** Begin **

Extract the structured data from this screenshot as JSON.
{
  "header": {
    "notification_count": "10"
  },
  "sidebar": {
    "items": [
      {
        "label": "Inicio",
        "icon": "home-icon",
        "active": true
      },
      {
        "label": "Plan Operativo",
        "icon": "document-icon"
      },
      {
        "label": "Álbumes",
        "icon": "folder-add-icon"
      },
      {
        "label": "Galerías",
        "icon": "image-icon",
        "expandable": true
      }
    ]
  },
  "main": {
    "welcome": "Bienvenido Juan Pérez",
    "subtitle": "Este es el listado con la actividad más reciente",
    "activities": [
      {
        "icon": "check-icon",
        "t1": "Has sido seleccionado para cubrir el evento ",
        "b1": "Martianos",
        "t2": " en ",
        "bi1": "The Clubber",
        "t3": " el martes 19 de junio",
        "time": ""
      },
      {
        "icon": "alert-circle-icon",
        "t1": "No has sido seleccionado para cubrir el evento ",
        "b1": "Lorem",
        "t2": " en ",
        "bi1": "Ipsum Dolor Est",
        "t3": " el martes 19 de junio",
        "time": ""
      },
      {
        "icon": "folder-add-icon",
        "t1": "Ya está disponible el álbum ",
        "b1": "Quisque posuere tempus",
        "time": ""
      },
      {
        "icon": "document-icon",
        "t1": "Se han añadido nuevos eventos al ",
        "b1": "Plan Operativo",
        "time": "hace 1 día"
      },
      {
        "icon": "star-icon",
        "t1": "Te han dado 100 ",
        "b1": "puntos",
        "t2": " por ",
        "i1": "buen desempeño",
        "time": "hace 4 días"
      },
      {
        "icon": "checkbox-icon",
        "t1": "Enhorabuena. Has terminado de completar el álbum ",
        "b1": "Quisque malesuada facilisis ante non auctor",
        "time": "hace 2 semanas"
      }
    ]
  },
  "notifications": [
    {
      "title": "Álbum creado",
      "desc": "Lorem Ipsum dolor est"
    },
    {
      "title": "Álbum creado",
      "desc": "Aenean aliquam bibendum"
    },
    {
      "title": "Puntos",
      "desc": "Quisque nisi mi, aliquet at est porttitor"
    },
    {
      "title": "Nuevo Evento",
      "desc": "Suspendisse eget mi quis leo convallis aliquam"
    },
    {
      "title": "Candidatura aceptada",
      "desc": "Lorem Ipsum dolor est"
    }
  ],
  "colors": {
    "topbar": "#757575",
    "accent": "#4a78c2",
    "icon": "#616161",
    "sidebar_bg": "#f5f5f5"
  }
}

** End **

The task: Reproduce each entry from the records above, character for character.

Reply:
Extract the structured data from this screenshot as JSON.
{
  "header": {
    "notification_count": "10"
  },
  "sidebar": {
    "items": [
      {
        "label": "Inicio",
        "icon": "home-icon",
        "active": true
      },
      {
        "label": "Plan Operativo",
        "icon": "document-icon"
      },
      {
        "label": "Álbumes",
        "icon": "folder-add-icon"
      },
      {
        "label": "Galerías",
        "icon": "image-icon",
        "expandable": true
      }
    ]
  },
  "main": {
    "welcome": "Bienvenido Juan Pérez",
    "subtitle": "Este es el listado con la actividad más reciente",
    "activities": [
      {
        "icon": "check-icon",
        "t1": "Has sido seleccionado para cubrir el evento ",
        "b1": "Martianos",
        "t2": " en ",
        "bi1": "The Clubber",
        "t3": " el martes 19 de junio",
        "time": ""
      },
      {
        "icon": "alert-circle-icon",
        "t1": "No has sido seleccionado para cubrir el evento ",
        "b1": "Lorem",
        "t2": " en ",
        "bi1": "Ipsum Dolor Est",
        "t3": " el martes 19 de junio",
        "time": ""
      },
      {
        "icon": "folder-add-icon",
        "t1": "Ya está disponible el álbum ",
        "b1": "Quisque posuere tempus",
        "time": ""
      },
      {
        "icon": "document-icon",
        "t1": "Se han añadido nuevos eventos al ",
        "b1": "Plan Operativo",
        "time": "hace 1 día"
      },
      {
        "icon": "star-icon",
        "t1": "Te han dado 100 ",
        "b1": "puntos",
        "t2": " por ",
        "i1": "buen desempeño",
        "time": "hace 4 días"
      },
      {
        "icon": "checkbox-icon",
        "t1": "Enhorabuena. Has terminado de completar el álbum ",
        "b1": "Quisque malesuada facilisis ante non auctor",
        "time": "hace 2 semanas"
      }
    ]
  },
  "notifications": [
    {
      "title": "Álbum creado",
      "desc": "Lorem Ipsum dolor est"
    },
    {
      "title": "Álbum creado",
      "desc": "Aenean aliquam bibendum"
    },
    {
      "title": "Puntos",
      "desc": "Quisque nisi mi, aliquet at est porttitor"
    },
    {
      "title": "Nuevo Evento",
      "desc": "Suspendisse eget mi quis leo convallis aliquam"
    },
    {
      "title": "Candidatura aceptada",
      "desc": "Lorem Ipsum dolor est"
    }
  ],
  "colors": {
    "topbar": "#757575",
    "accent": "#4a78c2",
    "icon": "#616161",
    "sidebar_bg": "#f5f5f5"
  }
}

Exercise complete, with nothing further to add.